# The task
Copy each line in the data that includes the word "JSON".

# Dataset extract

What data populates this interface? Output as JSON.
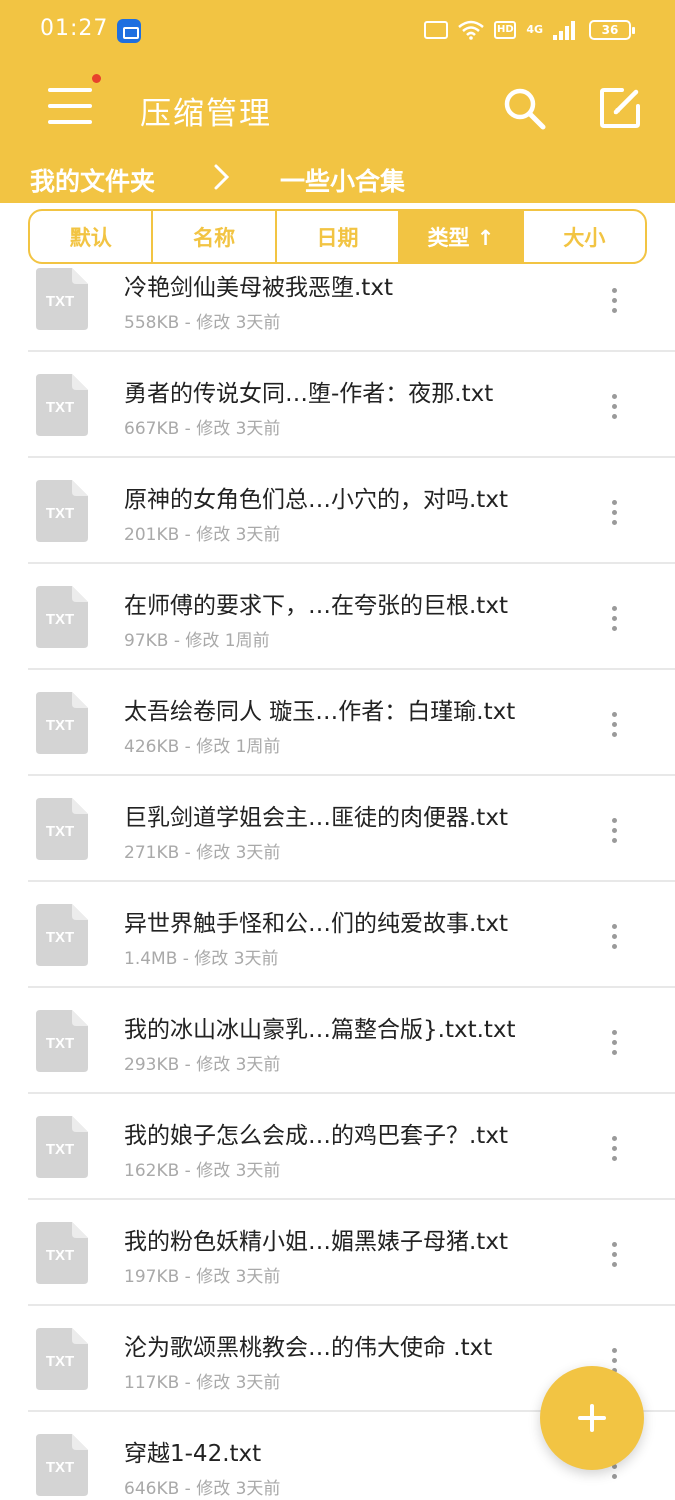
{
  "status_bar": {
    "time": "01:27",
    "hd_label": "HD",
    "network_label": "4G",
    "battery": "36"
  },
  "header": {
    "title": "压缩管理"
  },
  "breadcrumb": {
    "root": "我的文件夹",
    "current": "一些小合集"
  },
  "sort_tabs": [
    {
      "label": "默认",
      "active": false
    },
    {
      "label": "名称",
      "active": false
    },
    {
      "label": "日期",
      "active": false
    },
    {
      "label": "类型 ↑",
      "active": true
    },
    {
      "label": "大小",
      "active": false
    }
  ],
  "file_icon_label": "TXT",
  "files": [
    {
      "name": "冷艳剑仙美母被我恶堕.txt",
      "meta": "558KB - 修改 3天前"
    },
    {
      "name": "勇者的传说女同…堕-作者：夜那.txt",
      "meta": "667KB - 修改 3天前"
    },
    {
      "name": "原神的女角色们总…小穴的，对吗.txt",
      "meta": "201KB - 修改 3天前"
    },
    {
      "name": "在师傅的要求下，…在夸张的巨根.txt",
      "meta": "97KB - 修改 1周前"
    },
    {
      "name": "太吾绘卷同人 璇玉…作者：白瑾瑜.txt",
      "meta": "426KB - 修改 1周前"
    },
    {
      "name": "巨乳剑道学姐会主…匪徒的肉便器.txt",
      "meta": "271KB - 修改 3天前"
    },
    {
      "name": "异世界触手怪和公…们的纯爱故事.txt",
      "meta": "1.4MB - 修改 3天前"
    },
    {
      "name": "我的冰山冰山豪乳…篇整合版}.txt.txt",
      "meta": "293KB - 修改 3天前"
    },
    {
      "name": "我的娘子怎么会成…的鸡巴套子？.txt",
      "meta": "162KB - 修改 3天前"
    },
    {
      "name": "我的粉色妖精小姐…媚黑婊子母猪.txt",
      "meta": "197KB - 修改 3天前"
    },
    {
      "name": "沦为歌颂黑桃教会…的伟大使命  .txt",
      "meta": "117KB - 修改 3天前"
    },
    {
      "name": "穿越1-42.txt",
      "meta": "646KB - 修改 3天前"
    }
  ],
  "colors": {
    "accent": "#f2c443",
    "notification_dot": "#e8412c",
    "file_icon": "#d4d4d4",
    "meta_text": "#a9a9a9"
  },
  "icons": {
    "menu": "menu-icon",
    "search": "search-icon",
    "edit": "edit-icon",
    "more": "more-vert-icon",
    "add": "plus-icon"
  }
}
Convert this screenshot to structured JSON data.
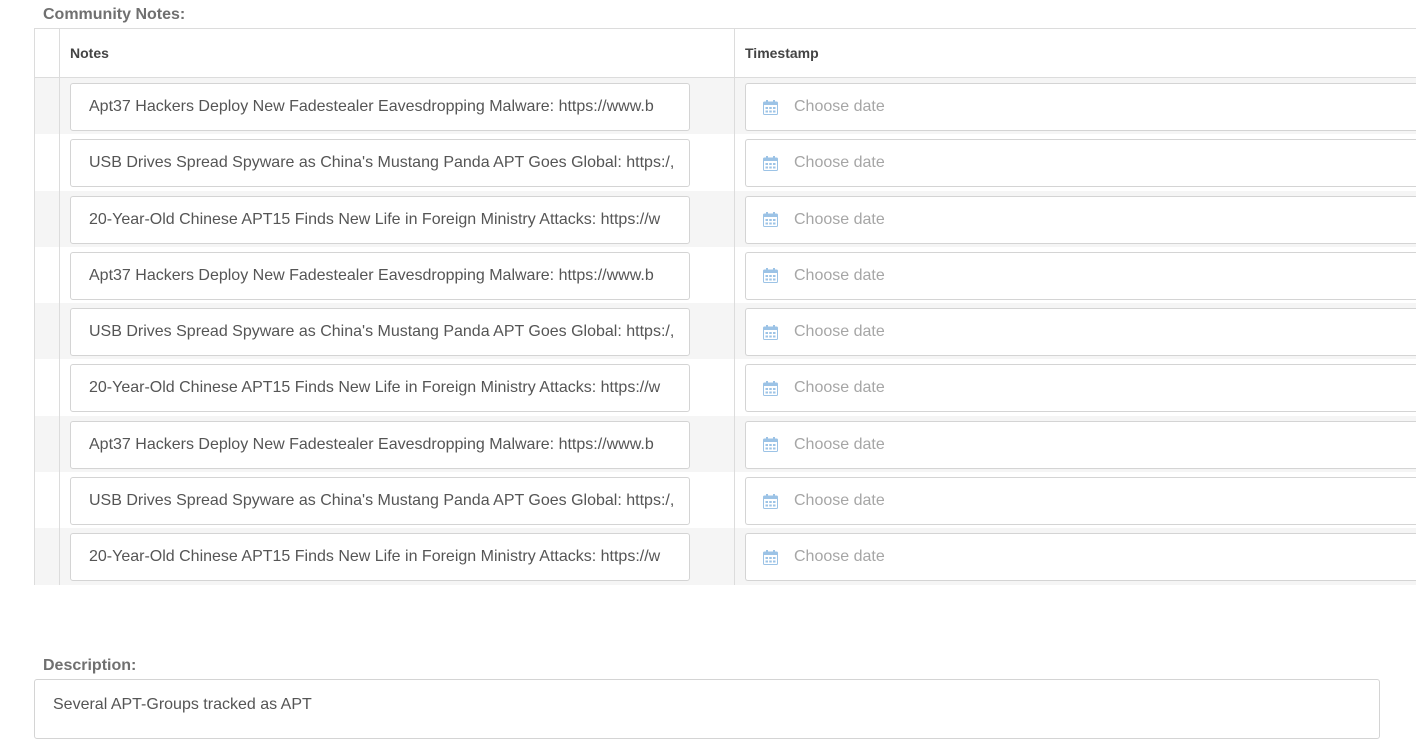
{
  "community_notes": {
    "label": "Community Notes:",
    "columns": {
      "notes": "Notes",
      "timestamp": "Timestamp"
    },
    "rows": [
      {
        "note": "Apt37 Hackers Deploy New Fadestealer Eavesdropping Malware: https://www.b",
        "timestamp_placeholder": "Choose date"
      },
      {
        "note": "USB Drives Spread Spyware as China's Mustang Panda APT Goes Global: https:/,",
        "timestamp_placeholder": "Choose date"
      },
      {
        "note": "20-Year-Old Chinese APT15 Finds New Life in Foreign Ministry Attacks: https://w",
        "timestamp_placeholder": "Choose date"
      },
      {
        "note": "Apt37 Hackers Deploy New Fadestealer Eavesdropping Malware: https://www.b",
        "timestamp_placeholder": "Choose date"
      },
      {
        "note": "USB Drives Spread Spyware as China's Mustang Panda APT Goes Global: https:/,",
        "timestamp_placeholder": "Choose date"
      },
      {
        "note": "20-Year-Old Chinese APT15 Finds New Life in Foreign Ministry Attacks: https://w",
        "timestamp_placeholder": "Choose date"
      },
      {
        "note": "Apt37 Hackers Deploy New Fadestealer Eavesdropping Malware: https://www.b",
        "timestamp_placeholder": "Choose date"
      },
      {
        "note": "USB Drives Spread Spyware as China's Mustang Panda APT Goes Global: https:/,",
        "timestamp_placeholder": "Choose date"
      },
      {
        "note": "20-Year-Old Chinese APT15 Finds New Life in Foreign Ministry Attacks: https://w",
        "timestamp_placeholder": "Choose date"
      }
    ]
  },
  "description": {
    "label": "Description:",
    "value": "Several APT-Groups tracked as APT"
  },
  "icons": {
    "date_field": "calendar-icon"
  },
  "colors": {
    "calendar_icon": "#9cc3e6",
    "row_stripe": "#f5f5f5",
    "border": "#dcdcdc"
  }
}
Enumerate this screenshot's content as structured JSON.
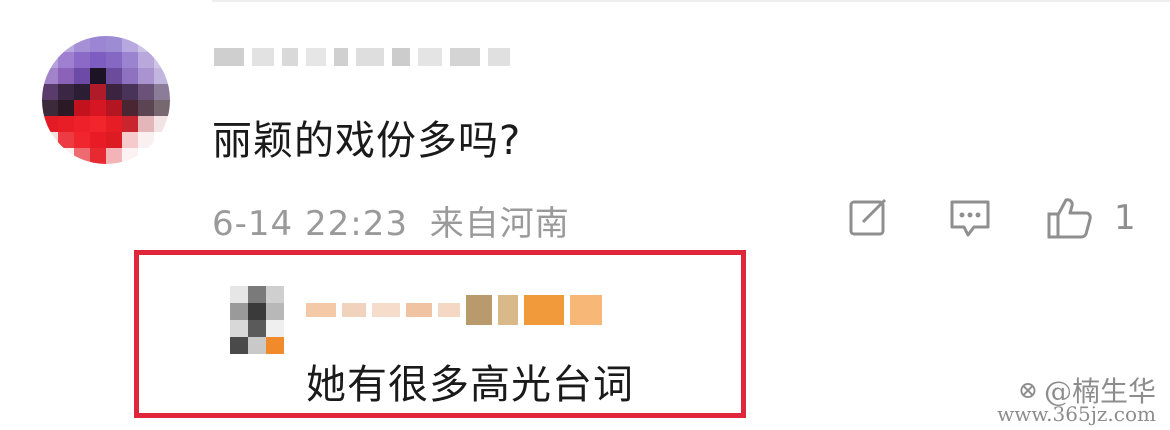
{
  "comment": {
    "text": "丽颖的戏份多吗?",
    "date": "6-14 22:23",
    "location": "来自河南",
    "like_count": "1"
  },
  "reply": {
    "text": "她有很多高光台词"
  },
  "watermark": {
    "handle": "@楠生华",
    "logo": "⊗",
    "url": "www.365jz.com"
  },
  "icons": {
    "share": "share-edit-icon",
    "reply": "comment-bubble-icon",
    "like": "thumbs-up-icon"
  },
  "colors": {
    "highlight_border": "#e0263a",
    "meta_text": "#9a9a9a",
    "body_text": "#1a1a1a"
  }
}
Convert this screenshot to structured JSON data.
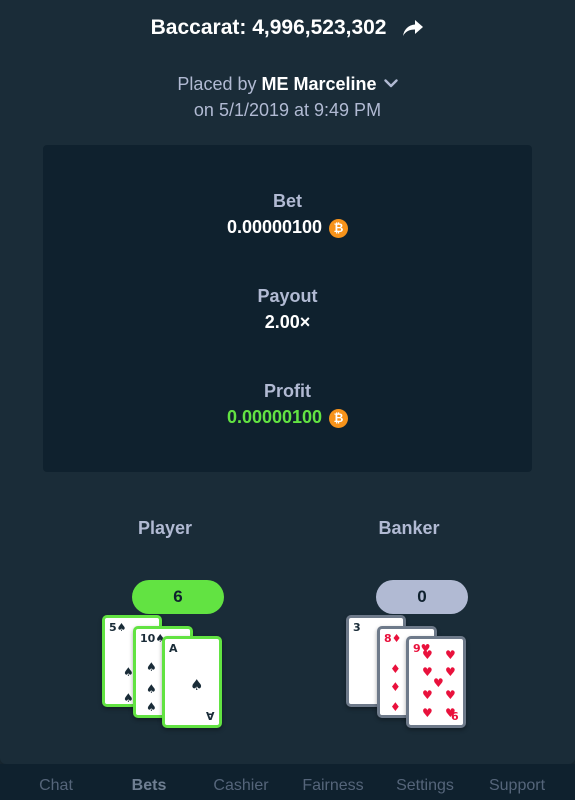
{
  "modal": {
    "title": "Baccarat: 4,996,523,302",
    "placed_prefix": "Placed by",
    "user_name": "ME Marceline",
    "date": "on 5/1/2019 at 9:49 PM"
  },
  "stats": {
    "bet_label": "Bet",
    "bet_value": "0.00000100",
    "payout_label": "Payout",
    "payout_value": "2.00×",
    "profit_label": "Profit",
    "profit_value": "0.00000100",
    "currency_symbol": "₿"
  },
  "hands": {
    "player": {
      "label": "Player",
      "score": "6",
      "cards": [
        {
          "rank": "5",
          "suit": "♠",
          "color": "black"
        },
        {
          "rank": "10",
          "suit": "♠",
          "color": "black"
        },
        {
          "rank": "A",
          "suit": "♠",
          "color": "black"
        }
      ]
    },
    "banker": {
      "label": "Banker",
      "score": "0",
      "cards": [
        {
          "rank": "3",
          "suit": "♠",
          "color": "black"
        },
        {
          "rank": "8",
          "suit": "♦",
          "color": "red"
        },
        {
          "rank": "9",
          "suit": "♥",
          "color": "red"
        }
      ]
    }
  },
  "nav": {
    "items": [
      "Chat",
      "Bets",
      "Cashier",
      "Fairness",
      "Settings",
      "Support"
    ],
    "active": "Bets"
  },
  "colors": {
    "accent_green": "#62e342",
    "btc_orange": "#f7931a",
    "panel": "#0f212e",
    "modal": "#1a2c38",
    "muted_text": "#b1bad3"
  },
  "icons": {
    "share": "share-arrow-icon",
    "dropdown": "chevron-down-icon",
    "currency": "bitcoin-icon"
  }
}
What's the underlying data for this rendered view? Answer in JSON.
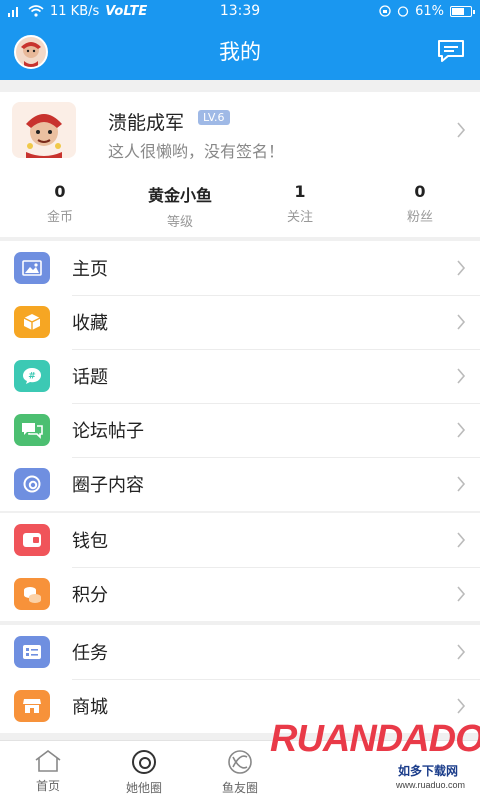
{
  "status_bar": {
    "speed": "11 KB/s",
    "network": "VoLTE",
    "time": "13:39",
    "battery": "61%"
  },
  "header": {
    "title": "我的"
  },
  "profile": {
    "name": "溃能成军",
    "level": "LV.6",
    "signature": "这人很懒哟，没有签名！",
    "stats": [
      {
        "value": "0",
        "label": "金币"
      },
      {
        "value": "黄金小鱼",
        "label": "等级"
      },
      {
        "value": "1",
        "label": "关注"
      },
      {
        "value": "0",
        "label": "粉丝"
      }
    ]
  },
  "menu_groups": [
    [
      {
        "label": "主页",
        "icon": "image-icon",
        "color": "#6f8fe0"
      },
      {
        "label": "收藏",
        "icon": "box-icon",
        "color": "#f6a623"
      },
      {
        "label": "话题",
        "icon": "hashtag-chat-icon",
        "color": "#3cc9b4"
      },
      {
        "label": "论坛帖子",
        "icon": "chat-bubbles-icon",
        "color": "#4cbf71"
      },
      {
        "label": "圈子内容",
        "icon": "ring-icon",
        "color": "#6f8fe0"
      }
    ],
    [
      {
        "label": "钱包",
        "icon": "wallet-icon",
        "color": "#f0545a"
      },
      {
        "label": "积分",
        "icon": "coins-icon",
        "color": "#f7923a"
      }
    ],
    [
      {
        "label": "任务",
        "icon": "task-list-icon",
        "color": "#6f8fe0"
      },
      {
        "label": "商城",
        "icon": "store-icon",
        "color": "#f7923a"
      }
    ]
  ],
  "tabs": [
    {
      "label": "首页",
      "icon": "home-icon"
    },
    {
      "label": "她他圈",
      "icon": "circle-icon"
    },
    {
      "label": "鱼友圈",
      "icon": "compass-icon"
    }
  ],
  "watermark": {
    "logo": "RUANDADO",
    "text": "如多下载网",
    "url": "www.ruaduo.com"
  }
}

# Answer to the problem
What data populates this interface? Output as JSON.
Convert this screenshot to structured JSON data.
Enumerate this screenshot's content as structured JSON.
Convert this screenshot to structured JSON data.
What's the underlying data for this rendered view? Answer in JSON.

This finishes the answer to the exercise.